▸ **Aim**: All records below must be retyped exactly.

::: Given data :::

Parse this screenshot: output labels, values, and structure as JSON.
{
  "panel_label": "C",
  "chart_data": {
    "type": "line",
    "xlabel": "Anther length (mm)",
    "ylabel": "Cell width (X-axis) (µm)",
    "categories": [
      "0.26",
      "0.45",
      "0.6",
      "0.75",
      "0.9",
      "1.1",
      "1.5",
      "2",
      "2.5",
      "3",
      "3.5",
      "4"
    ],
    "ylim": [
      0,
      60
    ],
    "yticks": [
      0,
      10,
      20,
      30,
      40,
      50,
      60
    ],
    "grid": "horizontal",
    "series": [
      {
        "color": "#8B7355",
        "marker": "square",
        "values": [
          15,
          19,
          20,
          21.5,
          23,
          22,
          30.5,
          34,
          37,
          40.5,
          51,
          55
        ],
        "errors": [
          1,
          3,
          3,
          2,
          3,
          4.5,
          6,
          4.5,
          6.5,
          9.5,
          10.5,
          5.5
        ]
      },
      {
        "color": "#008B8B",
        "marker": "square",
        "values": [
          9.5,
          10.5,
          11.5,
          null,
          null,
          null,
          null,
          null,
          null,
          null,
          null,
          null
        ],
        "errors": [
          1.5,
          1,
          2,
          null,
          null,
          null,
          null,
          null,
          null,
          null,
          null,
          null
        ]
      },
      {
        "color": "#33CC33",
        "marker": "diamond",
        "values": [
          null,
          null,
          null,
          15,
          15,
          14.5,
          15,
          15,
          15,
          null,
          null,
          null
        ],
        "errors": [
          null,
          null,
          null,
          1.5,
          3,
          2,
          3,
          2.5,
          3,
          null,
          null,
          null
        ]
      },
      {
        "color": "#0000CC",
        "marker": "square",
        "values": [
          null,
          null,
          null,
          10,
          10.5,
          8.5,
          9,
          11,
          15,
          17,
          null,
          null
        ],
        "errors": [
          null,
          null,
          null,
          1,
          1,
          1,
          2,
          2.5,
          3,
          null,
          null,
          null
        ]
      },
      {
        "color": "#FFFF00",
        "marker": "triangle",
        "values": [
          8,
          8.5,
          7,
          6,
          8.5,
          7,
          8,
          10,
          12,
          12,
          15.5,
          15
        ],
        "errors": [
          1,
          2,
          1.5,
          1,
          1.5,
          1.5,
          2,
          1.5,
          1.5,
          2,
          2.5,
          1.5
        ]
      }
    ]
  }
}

:::

▸ **Expected answer**:
Parse this screenshot: output labels, values, and structure as JSON.
{
  "panel_label": "C",
  "chart_data": {
    "type": "line",
    "xlabel": "Anther length (mm)",
    "ylabel": "Cell width (X-axis) (µm)",
    "categories": [
      "0.26",
      "0.45",
      "0.6",
      "0.75",
      "0.9",
      "1.1",
      "1.5",
      "2",
      "2.5",
      "3",
      "3.5",
      "4"
    ],
    "ylim": [
      0,
      60
    ],
    "yticks": [
      0,
      10,
      20,
      30,
      40,
      50,
      60
    ],
    "grid": "horizontal",
    "series": [
      {
        "color": "#8B7355",
        "marker": "square",
        "values": [
          15,
          19,
          20,
          21.5,
          23,
          22,
          30.5,
          34,
          37,
          40.5,
          51,
          55
        ],
        "errors": [
          1,
          3,
          3,
          2,
          3,
          4.5,
          6,
          4.5,
          6.5,
          9.5,
          10.5,
          5.5
        ]
      },
      {
        "color": "#008B8B",
        "marker": "square",
        "values": [
          9.5,
          10.5,
          11.5,
          null,
          null,
          null,
          null,
          null,
          null,
          null,
          null,
          null
        ],
        "errors": [
          1.5,
          1,
          2,
          null,
          null,
          null,
          null,
          null,
          null,
          null,
          null,
          null
        ]
      },
      {
        "color": "#33CC33",
        "marker": "diamond",
        "values": [
          null,
          null,
          null,
          15,
          15,
          14.5,
          15,
          15,
          15,
          null,
          null,
          null
        ],
        "errors": [
          null,
          null,
          null,
          1.5,
          3,
          2,
          3,
          2.5,
          3,
          null,
          null,
          null
        ]
      },
      {
        "color": "#0000CC",
        "marker": "square",
        "values": [
          null,
          null,
          null,
          10,
          10.5,
          8.5,
          9,
          11,
          15,
          17,
          null,
          null
        ],
        "errors": [
          null,
          null,
          null,
          1,
          1,
          1,
          2,
          2.5,
          3,
          null,
          null,
          null
        ]
      },
      {
        "color": "#FFFF00",
        "marker": "triangle",
        "values": [
          8,
          8.5,
          7,
          6,
          8.5,
          7,
          8,
          10,
          12,
          12,
          15.5,
          15
        ],
        "errors": [
          1,
          2,
          1.5,
          1,
          1.5,
          1.5,
          2,
          1.5,
          1.5,
          2,
          2.5,
          1.5
        ]
      }
    ]
  }
}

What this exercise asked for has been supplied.